(Structured figure records)
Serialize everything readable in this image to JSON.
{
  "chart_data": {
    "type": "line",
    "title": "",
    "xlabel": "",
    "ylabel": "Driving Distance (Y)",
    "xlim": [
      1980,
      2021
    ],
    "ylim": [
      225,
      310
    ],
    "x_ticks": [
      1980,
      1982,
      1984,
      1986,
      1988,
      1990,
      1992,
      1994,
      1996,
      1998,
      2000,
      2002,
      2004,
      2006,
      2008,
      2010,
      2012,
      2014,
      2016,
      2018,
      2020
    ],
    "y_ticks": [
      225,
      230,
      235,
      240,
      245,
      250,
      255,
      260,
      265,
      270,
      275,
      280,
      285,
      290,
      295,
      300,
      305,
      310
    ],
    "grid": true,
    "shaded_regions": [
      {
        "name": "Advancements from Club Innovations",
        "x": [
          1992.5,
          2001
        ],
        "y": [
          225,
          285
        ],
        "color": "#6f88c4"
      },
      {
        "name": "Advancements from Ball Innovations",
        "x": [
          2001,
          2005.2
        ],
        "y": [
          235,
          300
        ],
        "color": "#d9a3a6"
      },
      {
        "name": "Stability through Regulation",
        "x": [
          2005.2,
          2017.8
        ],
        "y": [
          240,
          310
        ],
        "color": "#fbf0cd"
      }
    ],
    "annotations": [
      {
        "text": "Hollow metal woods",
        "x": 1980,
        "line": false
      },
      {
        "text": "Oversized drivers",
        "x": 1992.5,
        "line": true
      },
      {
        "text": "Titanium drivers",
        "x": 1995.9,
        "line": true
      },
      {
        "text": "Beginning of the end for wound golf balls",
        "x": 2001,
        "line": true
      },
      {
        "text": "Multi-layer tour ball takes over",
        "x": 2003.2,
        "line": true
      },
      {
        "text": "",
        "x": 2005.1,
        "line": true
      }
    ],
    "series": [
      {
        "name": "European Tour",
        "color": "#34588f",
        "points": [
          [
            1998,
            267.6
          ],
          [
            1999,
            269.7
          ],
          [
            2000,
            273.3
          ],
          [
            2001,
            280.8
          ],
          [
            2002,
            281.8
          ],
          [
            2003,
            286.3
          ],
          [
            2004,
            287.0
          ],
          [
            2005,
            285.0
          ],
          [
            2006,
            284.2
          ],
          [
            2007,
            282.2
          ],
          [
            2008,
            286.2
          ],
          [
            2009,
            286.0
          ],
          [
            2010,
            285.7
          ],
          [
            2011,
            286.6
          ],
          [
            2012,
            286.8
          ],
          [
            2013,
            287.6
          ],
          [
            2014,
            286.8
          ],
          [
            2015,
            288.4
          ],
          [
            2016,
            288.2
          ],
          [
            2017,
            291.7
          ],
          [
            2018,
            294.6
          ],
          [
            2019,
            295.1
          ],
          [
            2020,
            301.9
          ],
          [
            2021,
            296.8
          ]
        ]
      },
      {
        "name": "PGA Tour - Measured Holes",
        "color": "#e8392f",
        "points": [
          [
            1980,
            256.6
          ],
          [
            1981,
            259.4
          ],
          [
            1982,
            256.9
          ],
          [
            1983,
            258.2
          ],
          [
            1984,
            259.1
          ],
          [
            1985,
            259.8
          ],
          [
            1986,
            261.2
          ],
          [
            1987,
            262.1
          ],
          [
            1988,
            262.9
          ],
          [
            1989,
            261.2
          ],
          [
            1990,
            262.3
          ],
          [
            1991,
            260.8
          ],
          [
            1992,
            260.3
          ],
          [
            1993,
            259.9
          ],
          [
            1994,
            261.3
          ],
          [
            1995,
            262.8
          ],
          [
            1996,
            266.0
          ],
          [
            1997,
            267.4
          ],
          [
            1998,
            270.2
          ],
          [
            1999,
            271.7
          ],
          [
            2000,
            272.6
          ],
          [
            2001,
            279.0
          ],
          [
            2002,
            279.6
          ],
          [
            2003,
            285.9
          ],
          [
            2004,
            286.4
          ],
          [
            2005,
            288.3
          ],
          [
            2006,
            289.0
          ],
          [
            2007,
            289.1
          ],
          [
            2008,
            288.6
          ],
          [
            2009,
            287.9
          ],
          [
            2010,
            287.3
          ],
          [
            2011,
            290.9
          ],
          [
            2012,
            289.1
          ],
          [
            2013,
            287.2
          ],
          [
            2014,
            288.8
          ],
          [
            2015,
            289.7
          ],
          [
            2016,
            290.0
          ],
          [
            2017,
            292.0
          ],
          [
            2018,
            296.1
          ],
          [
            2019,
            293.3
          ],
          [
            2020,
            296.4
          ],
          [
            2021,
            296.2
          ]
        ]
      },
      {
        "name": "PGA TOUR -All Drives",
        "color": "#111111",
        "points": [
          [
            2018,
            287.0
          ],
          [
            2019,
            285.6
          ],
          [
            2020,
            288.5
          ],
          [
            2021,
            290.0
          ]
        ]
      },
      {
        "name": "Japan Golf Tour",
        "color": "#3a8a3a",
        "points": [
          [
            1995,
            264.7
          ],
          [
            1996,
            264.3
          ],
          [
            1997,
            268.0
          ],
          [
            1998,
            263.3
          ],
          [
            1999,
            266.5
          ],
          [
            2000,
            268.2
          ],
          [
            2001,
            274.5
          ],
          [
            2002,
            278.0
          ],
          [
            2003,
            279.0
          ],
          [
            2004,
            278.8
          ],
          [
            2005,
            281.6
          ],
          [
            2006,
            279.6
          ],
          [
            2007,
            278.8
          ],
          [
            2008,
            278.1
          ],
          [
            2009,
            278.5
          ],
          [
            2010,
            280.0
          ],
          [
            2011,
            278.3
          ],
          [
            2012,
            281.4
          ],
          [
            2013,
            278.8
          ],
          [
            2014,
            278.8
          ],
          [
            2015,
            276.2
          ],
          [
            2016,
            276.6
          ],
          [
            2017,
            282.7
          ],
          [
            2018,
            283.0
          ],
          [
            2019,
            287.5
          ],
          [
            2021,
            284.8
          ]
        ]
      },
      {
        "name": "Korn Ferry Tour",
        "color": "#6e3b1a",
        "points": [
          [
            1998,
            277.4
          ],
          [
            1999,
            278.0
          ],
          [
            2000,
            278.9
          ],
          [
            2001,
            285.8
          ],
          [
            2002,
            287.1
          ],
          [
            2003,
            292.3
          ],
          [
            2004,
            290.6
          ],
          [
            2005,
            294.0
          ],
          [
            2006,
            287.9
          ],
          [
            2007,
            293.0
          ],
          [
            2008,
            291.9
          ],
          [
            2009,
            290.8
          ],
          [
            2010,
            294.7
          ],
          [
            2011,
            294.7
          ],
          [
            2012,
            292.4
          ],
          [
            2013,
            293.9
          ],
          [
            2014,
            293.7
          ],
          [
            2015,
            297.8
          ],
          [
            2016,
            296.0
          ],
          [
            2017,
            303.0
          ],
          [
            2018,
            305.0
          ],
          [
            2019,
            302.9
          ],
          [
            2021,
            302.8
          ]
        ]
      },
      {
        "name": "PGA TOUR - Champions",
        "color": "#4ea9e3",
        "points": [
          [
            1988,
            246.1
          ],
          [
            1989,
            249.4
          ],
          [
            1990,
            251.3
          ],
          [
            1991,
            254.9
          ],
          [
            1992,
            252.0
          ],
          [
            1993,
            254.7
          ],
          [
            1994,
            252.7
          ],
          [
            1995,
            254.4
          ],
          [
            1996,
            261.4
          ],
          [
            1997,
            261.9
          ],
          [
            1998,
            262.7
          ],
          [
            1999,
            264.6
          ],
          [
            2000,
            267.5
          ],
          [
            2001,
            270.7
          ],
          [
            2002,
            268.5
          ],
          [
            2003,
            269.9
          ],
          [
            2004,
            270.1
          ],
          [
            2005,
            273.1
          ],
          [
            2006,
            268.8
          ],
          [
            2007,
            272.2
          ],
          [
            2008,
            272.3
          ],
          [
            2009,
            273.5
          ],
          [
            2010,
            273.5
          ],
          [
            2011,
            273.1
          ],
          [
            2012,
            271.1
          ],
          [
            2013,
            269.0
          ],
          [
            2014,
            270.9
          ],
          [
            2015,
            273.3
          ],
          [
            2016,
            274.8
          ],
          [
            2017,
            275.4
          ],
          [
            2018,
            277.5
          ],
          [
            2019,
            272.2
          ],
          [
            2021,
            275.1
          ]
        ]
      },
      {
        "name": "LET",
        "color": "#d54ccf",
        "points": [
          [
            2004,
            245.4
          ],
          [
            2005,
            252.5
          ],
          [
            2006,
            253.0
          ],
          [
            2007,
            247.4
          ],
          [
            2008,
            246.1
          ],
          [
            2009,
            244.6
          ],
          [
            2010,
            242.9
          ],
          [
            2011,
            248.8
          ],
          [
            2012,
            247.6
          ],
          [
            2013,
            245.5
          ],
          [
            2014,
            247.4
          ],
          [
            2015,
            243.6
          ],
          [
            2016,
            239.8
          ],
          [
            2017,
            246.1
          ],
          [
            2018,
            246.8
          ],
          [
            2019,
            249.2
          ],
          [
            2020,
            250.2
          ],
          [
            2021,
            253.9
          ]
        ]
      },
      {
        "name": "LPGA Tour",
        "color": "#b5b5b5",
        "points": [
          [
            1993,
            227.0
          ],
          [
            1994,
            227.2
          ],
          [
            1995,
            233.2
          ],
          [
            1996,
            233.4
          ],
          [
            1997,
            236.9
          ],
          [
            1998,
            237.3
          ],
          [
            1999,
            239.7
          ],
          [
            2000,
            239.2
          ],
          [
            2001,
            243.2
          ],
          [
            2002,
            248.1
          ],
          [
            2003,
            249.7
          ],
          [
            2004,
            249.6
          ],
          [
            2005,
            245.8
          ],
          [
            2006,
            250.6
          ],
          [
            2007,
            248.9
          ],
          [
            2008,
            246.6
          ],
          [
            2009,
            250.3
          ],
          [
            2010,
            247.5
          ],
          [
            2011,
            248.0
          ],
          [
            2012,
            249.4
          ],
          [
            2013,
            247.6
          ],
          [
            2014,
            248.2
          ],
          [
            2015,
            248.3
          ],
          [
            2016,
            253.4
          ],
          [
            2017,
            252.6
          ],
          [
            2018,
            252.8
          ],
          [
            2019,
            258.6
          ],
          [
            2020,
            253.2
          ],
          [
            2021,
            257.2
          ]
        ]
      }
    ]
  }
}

## Exercise
Which lines of the material contain the string "color"? List each of them.

## Task response
        "color": "#6f88c4"
        "color": "#d9a3a6"
        "color": "#fbf0cd"
        "color": "#34588f",
        "color": "#e8392f",
        "color": "#111111",
        "color": "#3a8a3a",
        "color": "#6e3b1a",
        "color": "#4ea9e3",
        "color": "#d54ccf",
        "color": "#b5b5b5",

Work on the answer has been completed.